# GIVEN RECORDS

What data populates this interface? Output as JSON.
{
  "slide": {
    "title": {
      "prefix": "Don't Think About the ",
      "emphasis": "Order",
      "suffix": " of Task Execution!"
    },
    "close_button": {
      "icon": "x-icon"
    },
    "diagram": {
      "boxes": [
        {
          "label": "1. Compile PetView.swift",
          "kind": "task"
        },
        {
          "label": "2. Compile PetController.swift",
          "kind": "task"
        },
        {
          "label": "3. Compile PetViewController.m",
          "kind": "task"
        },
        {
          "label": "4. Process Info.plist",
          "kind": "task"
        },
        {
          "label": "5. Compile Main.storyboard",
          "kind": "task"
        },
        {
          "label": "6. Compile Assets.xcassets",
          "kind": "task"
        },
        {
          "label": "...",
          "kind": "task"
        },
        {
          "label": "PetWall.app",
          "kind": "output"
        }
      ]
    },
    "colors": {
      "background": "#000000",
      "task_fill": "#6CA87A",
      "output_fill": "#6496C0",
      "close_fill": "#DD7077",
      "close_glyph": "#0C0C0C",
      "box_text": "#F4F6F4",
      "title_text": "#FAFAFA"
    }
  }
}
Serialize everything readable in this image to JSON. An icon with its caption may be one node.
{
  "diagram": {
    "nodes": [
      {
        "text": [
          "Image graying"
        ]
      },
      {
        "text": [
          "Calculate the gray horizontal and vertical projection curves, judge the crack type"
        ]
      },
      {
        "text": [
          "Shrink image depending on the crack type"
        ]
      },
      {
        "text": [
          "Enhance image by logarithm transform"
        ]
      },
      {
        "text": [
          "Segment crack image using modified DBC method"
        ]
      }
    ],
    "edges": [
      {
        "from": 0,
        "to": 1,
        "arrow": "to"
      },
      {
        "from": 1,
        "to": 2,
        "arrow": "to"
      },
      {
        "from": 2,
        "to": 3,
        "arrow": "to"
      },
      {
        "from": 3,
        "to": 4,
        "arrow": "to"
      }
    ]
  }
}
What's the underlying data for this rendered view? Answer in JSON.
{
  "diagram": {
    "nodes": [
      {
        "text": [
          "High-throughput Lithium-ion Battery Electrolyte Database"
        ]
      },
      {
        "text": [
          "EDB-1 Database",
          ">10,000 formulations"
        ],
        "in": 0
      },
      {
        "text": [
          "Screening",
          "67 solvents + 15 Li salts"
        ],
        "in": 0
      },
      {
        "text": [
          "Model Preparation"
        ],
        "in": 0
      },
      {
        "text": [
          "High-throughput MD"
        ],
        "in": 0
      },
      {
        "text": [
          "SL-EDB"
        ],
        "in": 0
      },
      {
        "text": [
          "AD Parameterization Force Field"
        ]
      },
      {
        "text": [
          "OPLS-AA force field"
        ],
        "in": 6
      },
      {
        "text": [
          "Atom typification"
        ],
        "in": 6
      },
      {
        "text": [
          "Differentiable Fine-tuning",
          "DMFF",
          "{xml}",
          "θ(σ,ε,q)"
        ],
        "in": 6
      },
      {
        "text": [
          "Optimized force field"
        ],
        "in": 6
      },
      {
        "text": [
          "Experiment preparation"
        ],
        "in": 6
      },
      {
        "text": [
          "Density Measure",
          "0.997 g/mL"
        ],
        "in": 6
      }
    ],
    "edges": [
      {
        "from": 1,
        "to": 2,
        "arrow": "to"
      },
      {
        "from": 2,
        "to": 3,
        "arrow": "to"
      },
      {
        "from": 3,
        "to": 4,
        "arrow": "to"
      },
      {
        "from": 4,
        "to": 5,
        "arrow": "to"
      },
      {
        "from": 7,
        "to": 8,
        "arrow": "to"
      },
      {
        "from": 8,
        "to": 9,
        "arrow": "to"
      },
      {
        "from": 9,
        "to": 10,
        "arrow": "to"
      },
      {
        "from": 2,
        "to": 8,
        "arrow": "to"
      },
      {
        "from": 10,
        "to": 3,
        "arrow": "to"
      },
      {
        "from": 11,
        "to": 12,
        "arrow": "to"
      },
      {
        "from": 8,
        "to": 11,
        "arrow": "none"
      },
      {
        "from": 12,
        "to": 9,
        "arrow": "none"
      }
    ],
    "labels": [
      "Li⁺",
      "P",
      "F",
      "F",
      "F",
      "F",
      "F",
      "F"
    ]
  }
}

# TASK GOAL
From the listing above, pick out each line where the word "Compile" appears.

# EXPECTED ANSWER
          "label": "1. Compile PetView.swift",
          "label": "2. Compile PetController.swift",
          "label": "3. Compile PetViewController.m",
          "label": "5. Compile Main.storyboard",
          "label": "6. Compile Assets.xcassets",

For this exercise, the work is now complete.